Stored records
* start *

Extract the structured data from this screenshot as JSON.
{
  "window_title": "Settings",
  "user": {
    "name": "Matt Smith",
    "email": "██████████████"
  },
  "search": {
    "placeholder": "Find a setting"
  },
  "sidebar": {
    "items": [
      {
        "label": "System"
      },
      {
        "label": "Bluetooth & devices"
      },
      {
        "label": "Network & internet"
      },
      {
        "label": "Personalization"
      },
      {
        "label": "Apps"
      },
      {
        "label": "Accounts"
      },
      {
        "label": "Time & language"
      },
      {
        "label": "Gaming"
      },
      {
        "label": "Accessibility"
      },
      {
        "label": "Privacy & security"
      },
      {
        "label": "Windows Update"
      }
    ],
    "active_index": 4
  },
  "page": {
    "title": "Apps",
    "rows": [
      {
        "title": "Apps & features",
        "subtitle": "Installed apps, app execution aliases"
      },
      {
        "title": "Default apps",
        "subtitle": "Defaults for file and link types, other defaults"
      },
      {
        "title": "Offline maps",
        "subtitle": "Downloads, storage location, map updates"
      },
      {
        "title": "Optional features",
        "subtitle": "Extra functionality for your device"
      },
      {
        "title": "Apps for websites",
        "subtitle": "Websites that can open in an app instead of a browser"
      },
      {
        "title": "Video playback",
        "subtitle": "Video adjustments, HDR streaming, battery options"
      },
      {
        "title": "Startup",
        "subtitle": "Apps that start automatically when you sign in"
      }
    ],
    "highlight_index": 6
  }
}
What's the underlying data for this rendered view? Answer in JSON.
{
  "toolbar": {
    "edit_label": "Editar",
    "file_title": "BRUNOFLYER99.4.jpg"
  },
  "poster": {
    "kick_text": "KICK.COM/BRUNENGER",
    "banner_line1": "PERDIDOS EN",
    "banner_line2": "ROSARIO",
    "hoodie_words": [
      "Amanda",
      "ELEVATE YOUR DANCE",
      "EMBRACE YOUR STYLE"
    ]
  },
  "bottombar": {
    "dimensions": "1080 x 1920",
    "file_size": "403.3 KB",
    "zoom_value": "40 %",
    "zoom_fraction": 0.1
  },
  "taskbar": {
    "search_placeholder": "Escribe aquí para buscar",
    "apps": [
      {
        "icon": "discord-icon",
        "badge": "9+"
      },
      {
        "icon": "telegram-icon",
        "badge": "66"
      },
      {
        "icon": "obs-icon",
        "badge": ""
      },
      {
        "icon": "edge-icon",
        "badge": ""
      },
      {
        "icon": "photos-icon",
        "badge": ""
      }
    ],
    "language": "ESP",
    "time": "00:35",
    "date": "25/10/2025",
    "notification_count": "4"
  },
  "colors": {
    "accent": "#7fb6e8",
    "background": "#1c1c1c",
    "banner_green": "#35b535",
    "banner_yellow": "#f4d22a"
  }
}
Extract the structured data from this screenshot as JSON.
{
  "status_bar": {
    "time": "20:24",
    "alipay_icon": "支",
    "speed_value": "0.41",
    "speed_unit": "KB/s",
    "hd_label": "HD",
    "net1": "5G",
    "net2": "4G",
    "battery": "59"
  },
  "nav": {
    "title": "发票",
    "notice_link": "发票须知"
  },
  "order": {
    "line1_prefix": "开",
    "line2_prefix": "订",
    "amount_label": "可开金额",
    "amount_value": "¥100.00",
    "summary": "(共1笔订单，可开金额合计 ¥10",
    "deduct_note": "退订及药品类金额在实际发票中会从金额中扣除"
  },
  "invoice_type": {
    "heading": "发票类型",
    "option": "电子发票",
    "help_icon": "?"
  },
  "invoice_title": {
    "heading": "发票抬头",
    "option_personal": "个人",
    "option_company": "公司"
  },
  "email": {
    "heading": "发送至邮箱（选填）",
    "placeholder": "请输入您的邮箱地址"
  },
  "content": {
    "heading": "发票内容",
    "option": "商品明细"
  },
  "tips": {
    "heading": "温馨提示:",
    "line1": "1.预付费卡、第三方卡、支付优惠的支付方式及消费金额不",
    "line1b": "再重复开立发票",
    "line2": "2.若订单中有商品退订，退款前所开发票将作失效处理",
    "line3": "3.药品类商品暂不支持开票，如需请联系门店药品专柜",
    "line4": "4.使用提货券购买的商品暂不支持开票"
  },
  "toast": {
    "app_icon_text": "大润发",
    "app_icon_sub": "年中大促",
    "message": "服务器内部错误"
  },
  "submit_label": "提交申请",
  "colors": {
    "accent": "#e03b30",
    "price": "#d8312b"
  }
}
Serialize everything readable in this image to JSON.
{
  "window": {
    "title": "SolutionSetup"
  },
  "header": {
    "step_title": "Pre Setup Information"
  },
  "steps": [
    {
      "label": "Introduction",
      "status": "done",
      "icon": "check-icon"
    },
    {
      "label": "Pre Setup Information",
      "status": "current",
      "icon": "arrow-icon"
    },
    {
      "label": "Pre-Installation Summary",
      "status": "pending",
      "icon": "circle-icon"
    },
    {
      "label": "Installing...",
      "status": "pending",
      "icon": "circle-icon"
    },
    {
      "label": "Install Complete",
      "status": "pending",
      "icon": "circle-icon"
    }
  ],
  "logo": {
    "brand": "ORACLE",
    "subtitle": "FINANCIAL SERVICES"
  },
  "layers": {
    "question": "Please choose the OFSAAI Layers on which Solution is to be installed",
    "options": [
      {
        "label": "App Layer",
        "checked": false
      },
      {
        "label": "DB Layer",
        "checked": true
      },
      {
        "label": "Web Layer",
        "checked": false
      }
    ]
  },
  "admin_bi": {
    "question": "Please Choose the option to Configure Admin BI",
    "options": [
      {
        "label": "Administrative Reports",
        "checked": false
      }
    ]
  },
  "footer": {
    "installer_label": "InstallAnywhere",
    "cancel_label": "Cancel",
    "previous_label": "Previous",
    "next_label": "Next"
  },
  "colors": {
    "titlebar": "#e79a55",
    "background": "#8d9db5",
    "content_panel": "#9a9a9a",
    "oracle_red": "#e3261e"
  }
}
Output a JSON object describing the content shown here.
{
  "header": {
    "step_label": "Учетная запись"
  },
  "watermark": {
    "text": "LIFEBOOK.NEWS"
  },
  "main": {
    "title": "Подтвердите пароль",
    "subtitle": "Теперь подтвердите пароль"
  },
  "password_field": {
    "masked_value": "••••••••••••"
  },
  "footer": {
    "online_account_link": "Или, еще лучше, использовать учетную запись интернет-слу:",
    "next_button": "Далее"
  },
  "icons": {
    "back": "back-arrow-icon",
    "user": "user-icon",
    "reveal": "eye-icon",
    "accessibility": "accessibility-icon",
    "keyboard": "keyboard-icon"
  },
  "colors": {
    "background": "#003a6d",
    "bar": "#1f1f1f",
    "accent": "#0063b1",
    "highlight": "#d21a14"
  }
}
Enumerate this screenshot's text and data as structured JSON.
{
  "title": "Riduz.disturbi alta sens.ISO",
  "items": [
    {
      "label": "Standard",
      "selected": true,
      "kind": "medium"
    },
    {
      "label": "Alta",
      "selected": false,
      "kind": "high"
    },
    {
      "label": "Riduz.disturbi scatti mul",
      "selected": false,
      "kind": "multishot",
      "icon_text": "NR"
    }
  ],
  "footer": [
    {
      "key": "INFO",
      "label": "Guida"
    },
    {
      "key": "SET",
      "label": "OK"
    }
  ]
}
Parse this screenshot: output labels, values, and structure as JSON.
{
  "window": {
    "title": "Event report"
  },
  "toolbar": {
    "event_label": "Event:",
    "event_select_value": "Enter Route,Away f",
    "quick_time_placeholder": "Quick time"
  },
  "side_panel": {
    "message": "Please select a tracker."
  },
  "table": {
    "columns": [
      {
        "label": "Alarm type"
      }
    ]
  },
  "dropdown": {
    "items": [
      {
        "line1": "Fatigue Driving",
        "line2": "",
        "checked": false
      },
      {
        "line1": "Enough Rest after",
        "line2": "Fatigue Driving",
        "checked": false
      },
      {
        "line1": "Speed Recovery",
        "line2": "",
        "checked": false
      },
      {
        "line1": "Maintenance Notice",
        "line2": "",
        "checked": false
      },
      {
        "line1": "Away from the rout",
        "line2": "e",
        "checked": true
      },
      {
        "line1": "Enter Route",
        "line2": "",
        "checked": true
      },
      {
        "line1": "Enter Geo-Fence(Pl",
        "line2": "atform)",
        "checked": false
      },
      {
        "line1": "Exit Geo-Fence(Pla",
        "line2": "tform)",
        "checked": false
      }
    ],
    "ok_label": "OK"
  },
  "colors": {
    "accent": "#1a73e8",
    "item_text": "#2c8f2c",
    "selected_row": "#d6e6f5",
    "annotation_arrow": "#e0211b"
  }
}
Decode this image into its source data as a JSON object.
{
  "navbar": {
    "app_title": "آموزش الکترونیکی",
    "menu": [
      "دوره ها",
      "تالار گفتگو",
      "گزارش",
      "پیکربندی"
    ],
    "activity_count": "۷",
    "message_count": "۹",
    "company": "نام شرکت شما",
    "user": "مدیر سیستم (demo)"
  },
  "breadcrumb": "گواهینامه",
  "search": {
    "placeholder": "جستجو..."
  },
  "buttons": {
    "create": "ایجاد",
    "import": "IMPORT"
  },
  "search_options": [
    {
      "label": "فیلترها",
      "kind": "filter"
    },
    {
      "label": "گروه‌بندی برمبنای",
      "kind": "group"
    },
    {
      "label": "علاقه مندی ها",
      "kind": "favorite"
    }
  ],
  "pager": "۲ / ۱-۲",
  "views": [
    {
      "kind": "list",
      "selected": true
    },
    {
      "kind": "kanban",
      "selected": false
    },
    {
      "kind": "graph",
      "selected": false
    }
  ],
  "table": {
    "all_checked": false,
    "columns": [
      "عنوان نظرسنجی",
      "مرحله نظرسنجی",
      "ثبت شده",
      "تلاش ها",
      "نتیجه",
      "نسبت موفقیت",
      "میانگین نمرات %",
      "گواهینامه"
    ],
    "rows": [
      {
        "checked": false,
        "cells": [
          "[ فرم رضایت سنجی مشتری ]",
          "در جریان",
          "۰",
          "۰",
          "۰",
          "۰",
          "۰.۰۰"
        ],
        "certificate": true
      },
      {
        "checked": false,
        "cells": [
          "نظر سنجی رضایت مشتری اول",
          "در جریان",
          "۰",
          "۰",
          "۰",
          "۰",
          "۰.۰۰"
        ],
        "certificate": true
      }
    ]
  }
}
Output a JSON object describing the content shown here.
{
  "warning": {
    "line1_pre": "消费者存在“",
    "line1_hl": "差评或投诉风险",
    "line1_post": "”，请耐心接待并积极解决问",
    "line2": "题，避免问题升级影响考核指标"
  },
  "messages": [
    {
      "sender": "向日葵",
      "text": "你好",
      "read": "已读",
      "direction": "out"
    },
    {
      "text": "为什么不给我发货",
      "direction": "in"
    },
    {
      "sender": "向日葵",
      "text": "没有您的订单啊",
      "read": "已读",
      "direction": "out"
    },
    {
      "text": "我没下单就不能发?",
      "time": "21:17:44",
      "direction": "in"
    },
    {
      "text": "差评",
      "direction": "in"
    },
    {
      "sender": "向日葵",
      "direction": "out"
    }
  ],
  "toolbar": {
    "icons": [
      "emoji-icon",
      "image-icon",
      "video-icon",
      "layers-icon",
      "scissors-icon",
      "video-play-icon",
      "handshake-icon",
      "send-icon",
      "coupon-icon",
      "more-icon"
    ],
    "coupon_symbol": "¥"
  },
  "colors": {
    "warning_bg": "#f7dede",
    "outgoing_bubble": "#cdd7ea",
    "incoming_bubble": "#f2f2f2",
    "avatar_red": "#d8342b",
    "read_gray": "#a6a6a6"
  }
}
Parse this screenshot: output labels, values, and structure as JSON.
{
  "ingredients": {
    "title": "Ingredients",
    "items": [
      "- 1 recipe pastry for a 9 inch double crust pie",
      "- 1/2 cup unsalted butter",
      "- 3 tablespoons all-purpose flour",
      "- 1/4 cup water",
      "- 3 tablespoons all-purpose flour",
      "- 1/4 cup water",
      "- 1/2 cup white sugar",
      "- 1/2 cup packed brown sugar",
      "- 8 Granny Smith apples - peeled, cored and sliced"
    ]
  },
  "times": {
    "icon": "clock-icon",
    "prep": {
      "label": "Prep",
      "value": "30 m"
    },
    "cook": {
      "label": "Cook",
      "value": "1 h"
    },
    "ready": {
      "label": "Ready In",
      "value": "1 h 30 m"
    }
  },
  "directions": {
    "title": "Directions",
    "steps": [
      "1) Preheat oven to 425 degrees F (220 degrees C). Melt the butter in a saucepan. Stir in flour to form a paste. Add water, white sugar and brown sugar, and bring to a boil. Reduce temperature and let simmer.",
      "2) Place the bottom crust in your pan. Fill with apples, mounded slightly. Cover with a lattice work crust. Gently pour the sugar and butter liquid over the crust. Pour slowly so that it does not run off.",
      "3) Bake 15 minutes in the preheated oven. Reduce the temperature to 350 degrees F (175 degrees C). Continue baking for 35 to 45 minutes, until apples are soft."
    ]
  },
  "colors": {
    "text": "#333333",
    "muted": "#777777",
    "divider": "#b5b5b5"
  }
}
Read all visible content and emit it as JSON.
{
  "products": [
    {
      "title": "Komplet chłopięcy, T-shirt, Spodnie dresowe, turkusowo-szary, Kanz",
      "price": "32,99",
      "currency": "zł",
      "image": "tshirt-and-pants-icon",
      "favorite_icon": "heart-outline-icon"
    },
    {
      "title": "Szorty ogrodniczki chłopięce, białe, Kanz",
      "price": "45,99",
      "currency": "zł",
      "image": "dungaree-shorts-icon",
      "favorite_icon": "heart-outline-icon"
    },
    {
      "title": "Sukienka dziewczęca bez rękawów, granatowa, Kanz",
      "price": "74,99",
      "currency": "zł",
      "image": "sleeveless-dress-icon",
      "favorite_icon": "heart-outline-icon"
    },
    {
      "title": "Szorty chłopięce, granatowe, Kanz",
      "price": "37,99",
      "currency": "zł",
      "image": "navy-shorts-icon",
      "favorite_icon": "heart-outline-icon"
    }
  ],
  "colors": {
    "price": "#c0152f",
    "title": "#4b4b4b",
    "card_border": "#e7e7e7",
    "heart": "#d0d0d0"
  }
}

* end *

◆ Work to be completed: Go over the entries above and say how many lines hold the string "battery", with no other text.

◆ Exercise answer: 2